+++ EXERCISE INPUT

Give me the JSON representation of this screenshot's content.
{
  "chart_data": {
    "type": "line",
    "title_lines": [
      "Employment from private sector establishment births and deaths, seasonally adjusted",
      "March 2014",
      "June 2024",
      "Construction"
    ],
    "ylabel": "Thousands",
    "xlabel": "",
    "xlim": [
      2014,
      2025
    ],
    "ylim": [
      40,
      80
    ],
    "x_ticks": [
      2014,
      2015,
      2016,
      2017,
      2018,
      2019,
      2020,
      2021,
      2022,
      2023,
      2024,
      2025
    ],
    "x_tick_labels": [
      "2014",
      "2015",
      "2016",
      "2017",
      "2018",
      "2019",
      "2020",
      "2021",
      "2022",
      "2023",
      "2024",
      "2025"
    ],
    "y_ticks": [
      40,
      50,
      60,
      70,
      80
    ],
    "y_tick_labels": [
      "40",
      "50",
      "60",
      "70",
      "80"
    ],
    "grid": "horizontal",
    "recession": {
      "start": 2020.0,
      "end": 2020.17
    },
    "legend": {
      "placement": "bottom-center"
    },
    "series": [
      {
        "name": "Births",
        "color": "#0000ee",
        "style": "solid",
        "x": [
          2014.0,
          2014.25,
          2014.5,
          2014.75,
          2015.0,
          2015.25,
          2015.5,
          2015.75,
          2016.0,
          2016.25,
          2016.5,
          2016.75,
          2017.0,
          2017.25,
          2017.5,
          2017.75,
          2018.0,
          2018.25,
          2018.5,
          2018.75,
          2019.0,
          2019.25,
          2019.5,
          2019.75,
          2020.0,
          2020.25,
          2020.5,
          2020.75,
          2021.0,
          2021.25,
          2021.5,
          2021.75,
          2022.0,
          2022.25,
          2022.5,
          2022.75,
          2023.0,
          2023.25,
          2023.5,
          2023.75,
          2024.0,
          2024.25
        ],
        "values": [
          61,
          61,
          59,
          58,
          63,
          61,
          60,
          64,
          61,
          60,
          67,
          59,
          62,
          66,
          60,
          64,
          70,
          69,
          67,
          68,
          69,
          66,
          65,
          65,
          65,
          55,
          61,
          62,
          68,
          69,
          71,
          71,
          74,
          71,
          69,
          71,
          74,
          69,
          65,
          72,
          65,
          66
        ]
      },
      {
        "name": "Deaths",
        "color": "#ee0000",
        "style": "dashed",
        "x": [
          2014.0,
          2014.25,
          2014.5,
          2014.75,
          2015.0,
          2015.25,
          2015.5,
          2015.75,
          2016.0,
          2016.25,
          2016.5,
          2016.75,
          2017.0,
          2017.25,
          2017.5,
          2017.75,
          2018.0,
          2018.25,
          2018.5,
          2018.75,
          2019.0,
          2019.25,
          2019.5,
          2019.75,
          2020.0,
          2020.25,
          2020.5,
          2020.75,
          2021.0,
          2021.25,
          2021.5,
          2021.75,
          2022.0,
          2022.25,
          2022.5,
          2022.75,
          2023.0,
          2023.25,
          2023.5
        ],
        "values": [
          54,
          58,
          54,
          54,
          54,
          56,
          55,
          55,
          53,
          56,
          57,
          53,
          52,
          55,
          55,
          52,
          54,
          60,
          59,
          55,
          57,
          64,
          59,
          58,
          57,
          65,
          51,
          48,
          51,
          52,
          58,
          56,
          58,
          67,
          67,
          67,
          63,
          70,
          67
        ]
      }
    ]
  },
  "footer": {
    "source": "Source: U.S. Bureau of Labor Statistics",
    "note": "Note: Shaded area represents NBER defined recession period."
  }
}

++++++

**WRITTEN TASK**
Your task is to give the records above again, exactly.

**WORKED ANSWER**
Give me the JSON representation of this screenshot's content.
{
  "chart_data": {
    "type": "line",
    "title_lines": [
      "Employment from private sector establishment births and deaths, seasonally adjusted",
      "March 2014",
      "June 2024",
      "Construction"
    ],
    "ylabel": "Thousands",
    "xlabel": "",
    "xlim": [
      2014,
      2025
    ],
    "ylim": [
      40,
      80
    ],
    "x_ticks": [
      2014,
      2015,
      2016,
      2017,
      2018,
      2019,
      2020,
      2021,
      2022,
      2023,
      2024,
      2025
    ],
    "x_tick_labels": [
      "2014",
      "2015",
      "2016",
      "2017",
      "2018",
      "2019",
      "2020",
      "2021",
      "2022",
      "2023",
      "2024",
      "2025"
    ],
    "y_ticks": [
      40,
      50,
      60,
      70,
      80
    ],
    "y_tick_labels": [
      "40",
      "50",
      "60",
      "70",
      "80"
    ],
    "grid": "horizontal",
    "recession": {
      "start": 2020.0,
      "end": 2020.17
    },
    "legend": {
      "placement": "bottom-center"
    },
    "series": [
      {
        "name": "Births",
        "color": "#0000ee",
        "style": "solid",
        "x": [
          2014.0,
          2014.25,
          2014.5,
          2014.75,
          2015.0,
          2015.25,
          2015.5,
          2015.75,
          2016.0,
          2016.25,
          2016.5,
          2016.75,
          2017.0,
          2017.25,
          2017.5,
          2017.75,
          2018.0,
          2018.25,
          2018.5,
          2018.75,
          2019.0,
          2019.25,
          2019.5,
          2019.75,
          2020.0,
          2020.25,
          2020.5,
          2020.75,
          2021.0,
          2021.25,
          2021.5,
          2021.75,
          2022.0,
          2022.25,
          2022.5,
          2022.75,
          2023.0,
          2023.25,
          2023.5,
          2023.75,
          2024.0,
          2024.25
        ],
        "values": [
          61,
          61,
          59,
          58,
          63,
          61,
          60,
          64,
          61,
          60,
          67,
          59,
          62,
          66,
          60,
          64,
          70,
          69,
          67,
          68,
          69,
          66,
          65,
          65,
          65,
          55,
          61,
          62,
          68,
          69,
          71,
          71,
          74,
          71,
          69,
          71,
          74,
          69,
          65,
          72,
          65,
          66
        ]
      },
      {
        "name": "Deaths",
        "color": "#ee0000",
        "style": "dashed",
        "x": [
          2014.0,
          2014.25,
          2014.5,
          2014.75,
          2015.0,
          2015.25,
          2015.5,
          2015.75,
          2016.0,
          2016.25,
          2016.5,
          2016.75,
          2017.0,
          2017.25,
          2017.5,
          2017.75,
          2018.0,
          2018.25,
          2018.5,
          2018.75,
          2019.0,
          2019.25,
          2019.5,
          2019.75,
          2020.0,
          2020.25,
          2020.5,
          2020.75,
          2021.0,
          2021.25,
          2021.5,
          2021.75,
          2022.0,
          2022.25,
          2022.5,
          2022.75,
          2023.0,
          2023.25,
          2023.5
        ],
        "values": [
          54,
          58,
          54,
          54,
          54,
          56,
          55,
          55,
          53,
          56,
          57,
          53,
          52,
          55,
          55,
          52,
          54,
          60,
          59,
          55,
          57,
          64,
          59,
          58,
          57,
          65,
          51,
          48,
          51,
          52,
          58,
          56,
          58,
          67,
          67,
          67,
          63,
          70,
          67
        ]
      }
    ]
  },
  "footer": {
    "source": "Source: U.S. Bureau of Labor Statistics",
    "note": "Note: Shaded area represents NBER defined recession period."
  }
}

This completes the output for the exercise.